Opinion Number
08201984
Tax Type
Local Taxes
Property Tax
Description
Equipment Used in Multiple Localities
Topic
Property Subject to Tax
Date Issued
08-20-1984

[Opinion - Virginia Attorney General: 1984 at 399]


REQUEST BY: Honorable Danny C. Ball Commissioner of the Revenue for Wise County

OPINION BY: Gerald L. Baliles, Attorney General

OPINION:

You have asked two questions concerning matters of local taxation. Your first question is whether a tractor trailer owned by a resident of Wise County, used for cross-country transit and garaged in many different localities throughout the year, is assessable for personal property taxes in Wise County.

The answer to this question is governed by § 58-834 of the Code of Virginia. The pertinent statutory language reads:

"The situs for the assessment and taxation of . . . motor vehicles . . . as personal property shall be the county, district, town or city where the vehicle is normally garaged . . . or parked . . . provided further that in the event it cannot be determined where such personal property, described herein, is normally araged, stored or parked, the situs shall be the domicile of the owner of such personal property."

Section 58-835 establishes January one as the annual date of reference for taxation of personal property.1 This Office has consistently held that under § 58-834 the property situs for taxation is the place where the vehicle is ordinarily garaged or parked as of January one of the tax year. See 1982-1983 Report of the Attorney General at 615. Situs for taxation under this statute would not, however, include the casual presence of property in a locality while in the course of transit. Hogan v. County of Norfolk, 198 Va. 733, 96 S.E.2d 744 (1957). If it cannot be determined where the vehicle is normally kept, the situs is the domicile of the owner of such personal property. See 1983-1984 Report of the Attorney General at 400.

The determination of situs is a factual one which you must make in light of the principles set forth above. If the tractor trailer is normally kept and garaged in Wise County when not in use, the property would have the requisite situs in that jurisdiction and would be taxable there. If it cannot be determined where the tractor trailer is normally garaged or parked, the situs is the domicile of the owner, and again, because the owner's domicile is in Wise County, the tractor trailer would be assessable for personal property taxes in Wise County.

Your second question is whether a certain business would be considered a merchant subject to the local merchants' capital tax2 or a manufacturer3 exempt from this local tax. You have explained that the business at issue crushes and compacts scrap metals, grades and packs herbs for sale and shipment to other locations, and sells scrap metal or junk items, including parts from cars, to walk-in customers. You were unable to advise whether the process involving herbs begins with a plant or some dried or crushed product.

The key to answering this question is the difference between the terms " merchant" and "manufacturer." These terms are not defined in the Code;4 however, on several occasions the Supreme Court of Virginia has considered their meaning. See Prentice v. City of Richmond, 197 Va. 724, 90 S.E.2d 839 (1956); Commonwealth v. Meyer, 180 Va. 466, 23 S.E.2d 353 (1942); and Richmond v. Dairy Company, 156 Va. 63, 157 S.E. 728 (1931). In Meyer, "merchant" is defined as "one who is engaged in the business of buying commercial commodities and selling them again for the sake of profit." Id. 180 Va. at 472, 23 S.E.2d at 356 (citation omitted). On the other hand, "manufacture" is defined as "the production of articles for use from raw or prepared materials by giving to these materials new forms, qualities, properties, or combinations, whether by hand-labor or by machinery . . . ." Id. 180 Va. at 472, 23 S.E.2d at 355 (citations omitted).

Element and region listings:
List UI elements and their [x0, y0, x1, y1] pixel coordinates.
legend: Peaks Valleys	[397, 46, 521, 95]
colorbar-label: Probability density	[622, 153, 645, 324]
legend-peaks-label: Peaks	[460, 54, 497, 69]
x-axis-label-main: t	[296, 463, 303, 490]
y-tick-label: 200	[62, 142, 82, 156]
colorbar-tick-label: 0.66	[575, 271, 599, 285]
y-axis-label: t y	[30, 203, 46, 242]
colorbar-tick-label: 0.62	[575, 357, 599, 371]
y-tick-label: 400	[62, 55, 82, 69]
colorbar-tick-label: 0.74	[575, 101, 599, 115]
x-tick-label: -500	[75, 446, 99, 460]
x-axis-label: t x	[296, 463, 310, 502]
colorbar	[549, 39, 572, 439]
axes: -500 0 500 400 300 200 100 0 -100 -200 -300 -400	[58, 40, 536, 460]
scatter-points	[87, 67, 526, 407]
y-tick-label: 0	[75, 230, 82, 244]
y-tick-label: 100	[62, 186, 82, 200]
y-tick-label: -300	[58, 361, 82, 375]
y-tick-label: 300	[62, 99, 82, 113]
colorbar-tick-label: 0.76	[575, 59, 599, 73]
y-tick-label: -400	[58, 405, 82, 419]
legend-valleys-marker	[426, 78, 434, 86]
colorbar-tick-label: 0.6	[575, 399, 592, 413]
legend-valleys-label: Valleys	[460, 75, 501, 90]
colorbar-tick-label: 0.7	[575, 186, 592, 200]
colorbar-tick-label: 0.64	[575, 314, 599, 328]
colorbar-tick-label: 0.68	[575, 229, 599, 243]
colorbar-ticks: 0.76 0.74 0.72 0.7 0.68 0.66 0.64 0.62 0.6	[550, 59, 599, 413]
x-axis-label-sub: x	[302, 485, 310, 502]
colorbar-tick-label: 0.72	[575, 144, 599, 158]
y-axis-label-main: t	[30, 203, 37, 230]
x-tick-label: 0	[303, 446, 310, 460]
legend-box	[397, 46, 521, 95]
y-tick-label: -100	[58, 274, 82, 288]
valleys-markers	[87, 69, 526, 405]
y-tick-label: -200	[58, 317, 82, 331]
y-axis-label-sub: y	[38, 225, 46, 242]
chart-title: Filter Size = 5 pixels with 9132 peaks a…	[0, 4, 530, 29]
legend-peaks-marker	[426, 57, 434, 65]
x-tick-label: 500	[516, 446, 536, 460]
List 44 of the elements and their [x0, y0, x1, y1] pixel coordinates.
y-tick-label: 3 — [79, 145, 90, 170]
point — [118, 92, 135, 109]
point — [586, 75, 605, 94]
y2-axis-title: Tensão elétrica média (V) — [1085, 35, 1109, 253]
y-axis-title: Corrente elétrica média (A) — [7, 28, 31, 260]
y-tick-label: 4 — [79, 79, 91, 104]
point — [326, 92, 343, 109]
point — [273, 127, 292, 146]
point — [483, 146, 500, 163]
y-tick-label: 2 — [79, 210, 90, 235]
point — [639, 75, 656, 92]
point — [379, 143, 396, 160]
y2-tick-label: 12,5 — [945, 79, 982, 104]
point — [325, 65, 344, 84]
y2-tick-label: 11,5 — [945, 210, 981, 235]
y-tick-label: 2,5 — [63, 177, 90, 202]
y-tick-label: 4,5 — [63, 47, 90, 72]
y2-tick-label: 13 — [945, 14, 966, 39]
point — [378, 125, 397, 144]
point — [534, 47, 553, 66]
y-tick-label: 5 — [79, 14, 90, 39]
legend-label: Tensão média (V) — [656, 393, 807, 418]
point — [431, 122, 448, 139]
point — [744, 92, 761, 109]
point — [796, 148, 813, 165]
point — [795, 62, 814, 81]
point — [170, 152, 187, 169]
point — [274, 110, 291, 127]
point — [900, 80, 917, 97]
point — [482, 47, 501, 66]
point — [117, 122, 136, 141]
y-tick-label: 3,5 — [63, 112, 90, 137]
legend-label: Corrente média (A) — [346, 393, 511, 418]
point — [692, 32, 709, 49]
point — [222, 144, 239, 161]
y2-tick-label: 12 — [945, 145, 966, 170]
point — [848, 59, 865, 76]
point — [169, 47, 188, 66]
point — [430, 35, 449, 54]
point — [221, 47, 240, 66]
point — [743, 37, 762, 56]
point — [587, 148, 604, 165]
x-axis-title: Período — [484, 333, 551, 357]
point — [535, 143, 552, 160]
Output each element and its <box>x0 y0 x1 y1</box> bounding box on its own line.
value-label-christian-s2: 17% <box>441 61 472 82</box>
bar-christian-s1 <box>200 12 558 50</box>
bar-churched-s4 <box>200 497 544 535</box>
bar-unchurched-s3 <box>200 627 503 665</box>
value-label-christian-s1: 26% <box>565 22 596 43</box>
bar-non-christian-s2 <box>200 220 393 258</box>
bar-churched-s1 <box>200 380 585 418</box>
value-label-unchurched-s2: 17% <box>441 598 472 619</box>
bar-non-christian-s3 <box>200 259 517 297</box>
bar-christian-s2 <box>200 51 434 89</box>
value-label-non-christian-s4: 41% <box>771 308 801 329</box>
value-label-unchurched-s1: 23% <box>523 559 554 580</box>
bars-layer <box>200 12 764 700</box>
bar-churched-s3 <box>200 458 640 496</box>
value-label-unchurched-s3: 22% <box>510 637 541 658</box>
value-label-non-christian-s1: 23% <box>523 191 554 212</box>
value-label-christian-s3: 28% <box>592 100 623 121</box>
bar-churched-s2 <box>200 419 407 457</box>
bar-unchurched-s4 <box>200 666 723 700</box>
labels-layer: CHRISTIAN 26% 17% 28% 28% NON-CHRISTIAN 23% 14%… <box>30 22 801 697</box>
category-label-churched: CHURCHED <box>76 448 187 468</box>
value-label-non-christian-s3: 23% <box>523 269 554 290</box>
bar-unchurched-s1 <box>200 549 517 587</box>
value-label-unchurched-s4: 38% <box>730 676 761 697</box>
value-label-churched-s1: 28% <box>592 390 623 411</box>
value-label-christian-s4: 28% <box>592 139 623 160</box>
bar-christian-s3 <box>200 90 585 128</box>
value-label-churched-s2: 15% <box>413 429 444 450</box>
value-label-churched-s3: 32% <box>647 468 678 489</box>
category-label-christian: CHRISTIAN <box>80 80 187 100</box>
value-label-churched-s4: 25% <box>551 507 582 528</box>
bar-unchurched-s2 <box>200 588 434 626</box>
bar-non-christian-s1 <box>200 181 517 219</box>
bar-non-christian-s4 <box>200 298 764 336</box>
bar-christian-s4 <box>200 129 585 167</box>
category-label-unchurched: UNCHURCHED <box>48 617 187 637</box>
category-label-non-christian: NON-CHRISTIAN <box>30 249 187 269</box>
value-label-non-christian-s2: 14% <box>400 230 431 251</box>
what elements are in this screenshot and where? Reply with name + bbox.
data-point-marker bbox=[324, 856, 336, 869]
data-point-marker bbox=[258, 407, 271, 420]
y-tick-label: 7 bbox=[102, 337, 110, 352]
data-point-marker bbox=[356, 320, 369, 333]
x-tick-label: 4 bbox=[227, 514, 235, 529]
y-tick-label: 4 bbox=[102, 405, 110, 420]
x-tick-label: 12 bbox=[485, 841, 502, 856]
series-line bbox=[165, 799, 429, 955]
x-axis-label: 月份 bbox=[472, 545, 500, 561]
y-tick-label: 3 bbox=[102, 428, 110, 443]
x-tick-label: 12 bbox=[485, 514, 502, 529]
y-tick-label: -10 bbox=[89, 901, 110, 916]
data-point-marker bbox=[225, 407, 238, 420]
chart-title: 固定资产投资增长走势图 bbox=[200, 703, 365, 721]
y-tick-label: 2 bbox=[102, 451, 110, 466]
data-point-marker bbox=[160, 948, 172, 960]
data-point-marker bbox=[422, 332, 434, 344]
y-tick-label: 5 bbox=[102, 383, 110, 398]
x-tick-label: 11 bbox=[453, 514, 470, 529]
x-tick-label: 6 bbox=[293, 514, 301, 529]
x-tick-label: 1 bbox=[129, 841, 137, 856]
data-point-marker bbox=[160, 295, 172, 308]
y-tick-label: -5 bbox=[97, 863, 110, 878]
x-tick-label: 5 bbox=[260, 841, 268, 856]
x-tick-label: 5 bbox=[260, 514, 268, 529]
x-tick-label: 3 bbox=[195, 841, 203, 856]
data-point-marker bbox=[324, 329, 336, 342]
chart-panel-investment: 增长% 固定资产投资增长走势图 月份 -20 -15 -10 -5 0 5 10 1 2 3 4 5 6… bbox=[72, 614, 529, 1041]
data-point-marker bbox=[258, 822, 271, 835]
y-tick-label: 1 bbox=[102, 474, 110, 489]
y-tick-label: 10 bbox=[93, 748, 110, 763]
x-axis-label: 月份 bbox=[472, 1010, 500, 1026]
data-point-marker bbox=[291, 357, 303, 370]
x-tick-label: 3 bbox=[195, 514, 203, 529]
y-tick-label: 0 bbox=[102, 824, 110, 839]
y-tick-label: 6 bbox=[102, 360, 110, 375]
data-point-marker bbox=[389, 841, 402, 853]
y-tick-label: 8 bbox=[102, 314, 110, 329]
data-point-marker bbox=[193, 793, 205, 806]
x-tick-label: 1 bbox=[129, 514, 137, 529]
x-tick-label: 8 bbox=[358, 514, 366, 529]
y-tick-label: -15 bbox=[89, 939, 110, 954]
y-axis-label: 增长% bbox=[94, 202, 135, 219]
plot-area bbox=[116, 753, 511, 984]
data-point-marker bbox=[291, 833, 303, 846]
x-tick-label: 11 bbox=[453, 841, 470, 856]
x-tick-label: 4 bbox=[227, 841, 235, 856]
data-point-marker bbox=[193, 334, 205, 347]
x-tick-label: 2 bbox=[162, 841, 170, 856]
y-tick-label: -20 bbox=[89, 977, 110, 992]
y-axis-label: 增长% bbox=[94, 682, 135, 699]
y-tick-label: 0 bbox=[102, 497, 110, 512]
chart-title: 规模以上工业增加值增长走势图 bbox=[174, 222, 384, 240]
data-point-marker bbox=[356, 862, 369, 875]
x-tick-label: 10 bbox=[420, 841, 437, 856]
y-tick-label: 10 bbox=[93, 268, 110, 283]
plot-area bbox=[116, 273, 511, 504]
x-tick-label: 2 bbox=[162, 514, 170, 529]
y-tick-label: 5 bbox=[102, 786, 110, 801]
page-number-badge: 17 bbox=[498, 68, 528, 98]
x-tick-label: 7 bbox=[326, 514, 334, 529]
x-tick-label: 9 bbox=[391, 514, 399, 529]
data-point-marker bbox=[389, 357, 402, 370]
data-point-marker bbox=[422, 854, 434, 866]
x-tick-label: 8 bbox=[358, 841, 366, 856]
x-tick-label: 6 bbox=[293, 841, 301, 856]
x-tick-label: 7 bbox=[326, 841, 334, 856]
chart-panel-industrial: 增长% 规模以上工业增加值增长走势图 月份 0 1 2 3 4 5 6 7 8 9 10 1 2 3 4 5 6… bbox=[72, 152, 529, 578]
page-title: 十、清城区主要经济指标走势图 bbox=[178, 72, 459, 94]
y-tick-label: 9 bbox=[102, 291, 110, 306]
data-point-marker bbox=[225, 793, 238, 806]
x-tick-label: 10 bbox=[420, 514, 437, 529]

* **What to do**
1. Translate this sentence from the Attorney General opinion into Spanish: "The answer to this question is governed by § 58-834 of the Code of Virginia."
2. Reproduce the passage of the Attorney General opinion word for word, starting at "Your second question" and ending at "or crushed product.".

* **Task-by-task outputs**
1. La respuesta a esta pregunta se rige por el § 58-834 del Código de Virginia.

2.
Your second question is whether a certain business would be considered a merchant subject to the local merchants' capital tax2 or a manufacturer3 exempt from this local tax. You have explained that the business at issue crushes and compacts scrap metals, grades and packs herbs for sale and shipment to other locations, and sells scrap metal or junk items, including parts from cars, to walk-in customers. You were unable to advise whether the process involving herbs begins with a plant or some dried or crushed product.